» **Problem requirements**: Please quote every line word for word.

» **Exercise data**:
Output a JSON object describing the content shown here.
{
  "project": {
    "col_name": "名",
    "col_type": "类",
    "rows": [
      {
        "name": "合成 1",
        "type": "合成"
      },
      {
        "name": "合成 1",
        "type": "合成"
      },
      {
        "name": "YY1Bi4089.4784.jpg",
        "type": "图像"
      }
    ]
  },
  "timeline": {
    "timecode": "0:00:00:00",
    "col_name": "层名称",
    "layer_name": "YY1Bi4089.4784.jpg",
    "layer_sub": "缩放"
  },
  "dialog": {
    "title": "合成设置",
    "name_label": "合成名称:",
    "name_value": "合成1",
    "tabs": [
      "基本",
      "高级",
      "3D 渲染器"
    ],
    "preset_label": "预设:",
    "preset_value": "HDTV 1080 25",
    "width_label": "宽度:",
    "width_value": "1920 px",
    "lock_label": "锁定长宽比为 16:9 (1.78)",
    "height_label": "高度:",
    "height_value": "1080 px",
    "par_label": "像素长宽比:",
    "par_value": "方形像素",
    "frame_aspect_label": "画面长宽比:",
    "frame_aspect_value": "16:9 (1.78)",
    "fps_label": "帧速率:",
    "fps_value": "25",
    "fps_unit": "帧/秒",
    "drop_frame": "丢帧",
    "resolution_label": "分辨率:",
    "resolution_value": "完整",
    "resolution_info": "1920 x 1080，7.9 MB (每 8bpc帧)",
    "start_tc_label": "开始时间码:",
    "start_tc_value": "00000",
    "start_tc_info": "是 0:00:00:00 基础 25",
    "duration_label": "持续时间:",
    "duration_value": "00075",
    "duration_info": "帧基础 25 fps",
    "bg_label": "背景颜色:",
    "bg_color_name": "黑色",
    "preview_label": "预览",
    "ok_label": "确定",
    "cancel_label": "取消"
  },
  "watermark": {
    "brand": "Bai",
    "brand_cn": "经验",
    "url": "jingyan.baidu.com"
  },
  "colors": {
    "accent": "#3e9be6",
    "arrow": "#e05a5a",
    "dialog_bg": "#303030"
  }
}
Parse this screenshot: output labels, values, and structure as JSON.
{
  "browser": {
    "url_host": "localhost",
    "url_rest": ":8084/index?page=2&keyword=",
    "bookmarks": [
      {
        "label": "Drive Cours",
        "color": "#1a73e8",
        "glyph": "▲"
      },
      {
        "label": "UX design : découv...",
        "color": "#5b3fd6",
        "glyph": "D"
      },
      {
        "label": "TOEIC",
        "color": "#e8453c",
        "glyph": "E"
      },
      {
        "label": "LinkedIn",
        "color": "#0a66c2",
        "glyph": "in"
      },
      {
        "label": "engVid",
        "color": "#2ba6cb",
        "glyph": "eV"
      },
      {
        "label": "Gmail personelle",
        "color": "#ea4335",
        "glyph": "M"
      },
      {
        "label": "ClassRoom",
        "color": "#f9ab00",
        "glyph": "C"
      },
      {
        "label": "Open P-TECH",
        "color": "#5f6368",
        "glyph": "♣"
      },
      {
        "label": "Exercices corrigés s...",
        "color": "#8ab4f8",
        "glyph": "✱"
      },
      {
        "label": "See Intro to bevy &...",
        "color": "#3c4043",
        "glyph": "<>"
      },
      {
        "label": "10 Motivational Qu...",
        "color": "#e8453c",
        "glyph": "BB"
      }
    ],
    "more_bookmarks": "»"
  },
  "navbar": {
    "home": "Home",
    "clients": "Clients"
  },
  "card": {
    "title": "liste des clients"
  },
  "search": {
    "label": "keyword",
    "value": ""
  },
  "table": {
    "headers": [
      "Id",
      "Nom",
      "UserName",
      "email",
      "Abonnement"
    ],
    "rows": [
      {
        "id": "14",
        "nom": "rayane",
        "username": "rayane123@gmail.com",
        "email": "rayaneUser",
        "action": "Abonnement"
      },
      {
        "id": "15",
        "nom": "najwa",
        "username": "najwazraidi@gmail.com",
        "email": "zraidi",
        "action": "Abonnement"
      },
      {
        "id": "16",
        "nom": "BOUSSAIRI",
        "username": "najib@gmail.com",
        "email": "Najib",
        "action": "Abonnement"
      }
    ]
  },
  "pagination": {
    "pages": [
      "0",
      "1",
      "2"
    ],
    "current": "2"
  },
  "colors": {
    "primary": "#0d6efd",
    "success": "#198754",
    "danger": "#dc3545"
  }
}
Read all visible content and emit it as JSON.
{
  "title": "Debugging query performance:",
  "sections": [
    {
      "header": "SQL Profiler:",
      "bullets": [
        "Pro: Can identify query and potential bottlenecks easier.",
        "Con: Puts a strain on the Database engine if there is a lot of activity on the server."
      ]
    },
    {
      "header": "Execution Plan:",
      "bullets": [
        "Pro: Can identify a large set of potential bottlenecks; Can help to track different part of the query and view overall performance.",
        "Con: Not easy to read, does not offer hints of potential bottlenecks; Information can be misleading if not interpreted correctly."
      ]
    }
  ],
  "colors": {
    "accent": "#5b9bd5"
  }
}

» **Result**:
Output a JSON object describing the content shown here.
{
  "project": {
    "col_name": "名",
    "col_type": "类",
    "rows": [
      {
        "name": "合成 1",
        "type": "合成"
      },
      {
        "name": "合成 1",
        "type": "合成"
      },
      {
        "name": "YY1Bi4089.4784.jpg",
        "type": "图像"
      }
    ]
  },
  "timeline": {
    "timecode": "0:00:00:00",
    "col_name": "层名称",
    "layer_name": "YY1Bi4089.4784.jpg",
    "layer_sub": "缩放"
  },
  "dialog": {
    "title": "合成设置",
    "name_label": "合成名称:",
    "name_value": "合成1",
    "tabs": [
      "基本",
      "高级",
      "3D 渲染器"
    ],
    "preset_label": "预设:",
    "preset_value": "HDTV 1080 25",
    "width_label": "宽度:",
    "width_value": "1920 px",
    "lock_label": "锁定长宽比为 16:9 (1.78)",
    "height_label": "高度:",
    "height_value": "1080 px",
    "par_label": "像素长宽比:",
    "par_value": "方形像素",
    "frame_aspect_label": "画面长宽比:",
    "frame_aspect_value": "16:9 (1.78)",
    "fps_label": "帧速率:",
    "fps_value": "25",
    "fps_unit": "帧/秒",
    "drop_frame": "丢帧",
    "resolution_label": "分辨率:",
    "resolution_value": "完整",
    "resolution_info": "1920 x 1080，7.9 MB (每 8bpc帧)",
    "start_tc_label": "开始时间码:",
    "start_tc_value": "00000",
    "start_tc_info": "是 0:00:00:00 基础 25",
    "duration_label": "持续时间:",
    "duration_value": "00075",
    "duration_info": "帧基础 25 fps",
    "bg_label": "背景颜色:",
    "bg_color_name": "黑色",
    "preview_label": "预览",
    "ok_label": "确定",
    "cancel_label": "取消"
  },
  "watermark": {
    "brand": "Bai",
    "brand_cn": "经验",
    "url": "jingyan.baidu.com"
  },
  "colors": {
    "accent": "#3e9be6",
    "arrow": "#e05a5a",
    "dialog_bg": "#303030"
  }
}
Parse this screenshot: output labels, values, and structure as JSON.
{
  "browser": {
    "url_host": "localhost",
    "url_rest": ":8084/index?page=2&keyword=",
    "bookmarks": [
      {
        "label": "Drive Cours",
        "color": "#1a73e8",
        "glyph": "▲"
      },
      {
        "label": "UX design : découv...",
        "color": "#5b3fd6",
        "glyph": "D"
      },
      {
        "label": "TOEIC",
        "color": "#e8453c",
        "glyph": "E"
      },
      {
        "label": "LinkedIn",
        "color": "#0a66c2",
        "glyph": "in"
      },
      {
        "label": "engVid",
        "color": "#2ba6cb",
        "glyph": "eV"
      },
      {
        "label": "Gmail personelle",
        "color": "#ea4335",
        "glyph": "M"
      },
      {
        "label": "ClassRoom",
        "color": "#f9ab00",
        "glyph": "C"
      },
      {
        "label": "Open P-TECH",
        "color": "#5f6368",
        "glyph": "♣"
      },
      {
        "label": "Exercices corrigés s...",
        "color": "#8ab4f8",
        "glyph": "✱"
      },
      {
        "label": "See Intro to bevy &...",
        "color": "#3c4043",
        "glyph": "<>"
      },
      {
        "label": "10 Motivational Qu...",
        "color": "#e8453c",
        "glyph": "BB"
      }
    ],
    "more_bookmarks": "»"
  },
  "navbar": {
    "home": "Home",
    "clients": "Clients"
  },
  "card": {
    "title": "liste des clients"
  },
  "search": {
    "label": "keyword",
    "value": ""
  },
  "table": {
    "headers": [
      "Id",
      "Nom",
      "UserName",
      "email",
      "Abonnement"
    ],
    "rows": [
      {
        "id": "14",
        "nom": "rayane",
        "username": "rayane123@gmail.com",
        "email": "rayaneUser",
        "action": "Abonnement"
      },
      {
        "id": "15",
        "nom": "najwa",
        "username": "najwazraidi@gmail.com",
        "email": "zraidi",
        "action": "Abonnement"
      },
      {
        "id": "16",
        "nom": "BOUSSAIRI",
        "username": "najib@gmail.com",
        "email": "Najib",
        "action": "Abonnement"
      }
    ]
  },
  "pagination": {
    "pages": [
      "0",
      "1",
      "2"
    ],
    "current": "2"
  },
  "colors": {
    "primary": "#0d6efd",
    "success": "#198754",
    "danger": "#dc3545"
  }
}
Read all visible content and emit it as JSON.
{
  "title": "Debugging query performance:",
  "sections": [
    {
      "header": "SQL Profiler:",
      "bullets": [
        "Pro: Can identify query and potential bottlenecks easier.",
        "Con: Puts a strain on the Database engine if there is a lot of activity on the server."
      ]
    },
    {
      "header": "Execution Plan:",
      "bullets": [
        "Pro: Can identify a large set of potential bottlenecks; Can help to track different part of the query and view overall performance.",
        "Con: Not easy to read, does not offer hints of potential bottlenecks; Information can be misleading if not interpreted correctly."
      ]
    }
  ],
  "colors": {
    "accent": "#5b9bd5"
  }
}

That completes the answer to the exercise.